▸ SET EXERCISE: Copy every line that mentions the word "icon".

▸ RECORDED DATA:
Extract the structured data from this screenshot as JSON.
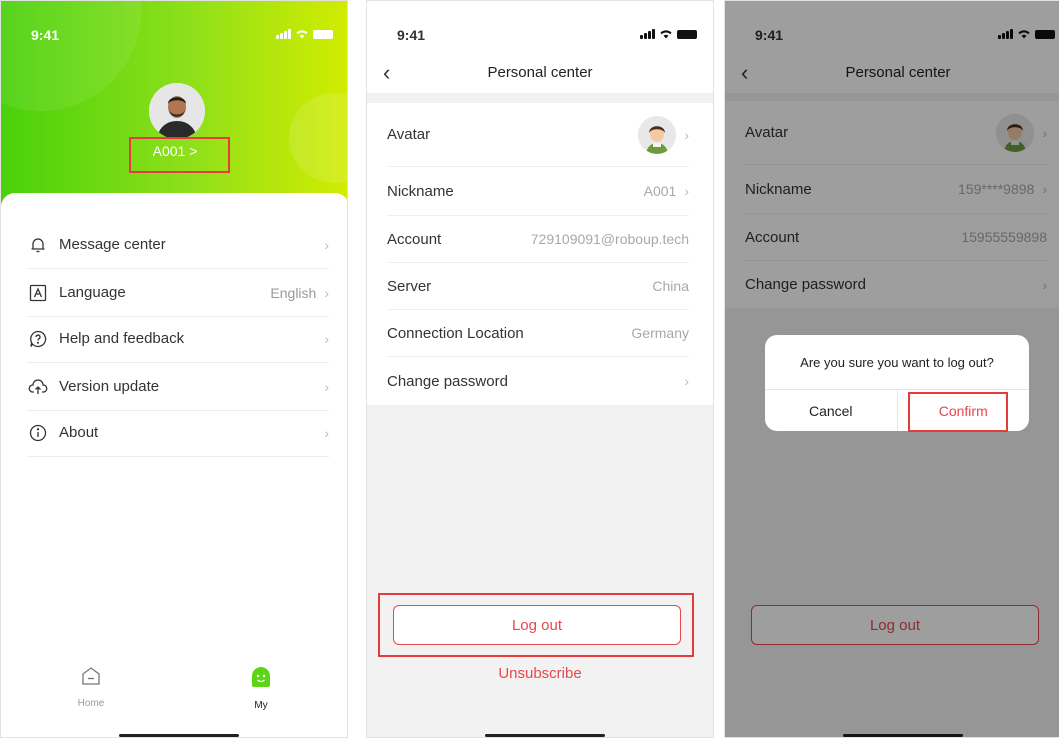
{
  "status": {
    "time": "9:41"
  },
  "my_screen": {
    "user_name": "A001",
    "chevron": ">",
    "menu": [
      {
        "icon": "bell-icon",
        "label": "Message center",
        "value": ""
      },
      {
        "icon": "language-icon",
        "label": "Language",
        "value": "English"
      },
      {
        "icon": "help-icon",
        "label": "Help and feedback",
        "value": ""
      },
      {
        "icon": "cloud-upload-icon",
        "label": "Version update",
        "value": ""
      },
      {
        "icon": "info-icon",
        "label": "About",
        "value": ""
      }
    ],
    "tabs": {
      "home": "Home",
      "my": "My"
    }
  },
  "personal_center": {
    "title": "Personal center",
    "rows": {
      "avatar": "Avatar",
      "nickname_label": "Nickname",
      "nickname_value": "A001",
      "account_label": "Account",
      "account_value": "729109091@roboup.tech",
      "server_label": "Server",
      "server_value": "China",
      "location_label": "Connection Location",
      "location_value": "Germany",
      "password_label": "Change password"
    },
    "logout": "Log out",
    "unsubscribe": "Unsubscribe"
  },
  "confirm_screen": {
    "title": "Personal center",
    "rows": {
      "avatar": "Avatar",
      "nickname_label": "Nickname",
      "nickname_value": "159****9898",
      "account_label": "Account",
      "account_value": "15955559898",
      "password_label": "Change password"
    },
    "dialog": {
      "message": "Are you sure you want to log out?",
      "cancel": "Cancel",
      "confirm": "Confirm"
    },
    "logout": "Log out"
  },
  "colors": {
    "accent_green": "#49d10a",
    "danger_red": "#e5484d",
    "highlight_red": "#e53b3b"
  }
}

▸ WRITTEN ANSWER:
        "icon": "bell-icon",
        "icon": "language-icon",
        "icon": "help-icon",
        "icon": "cloud-upload-icon",
        "icon": "info-icon",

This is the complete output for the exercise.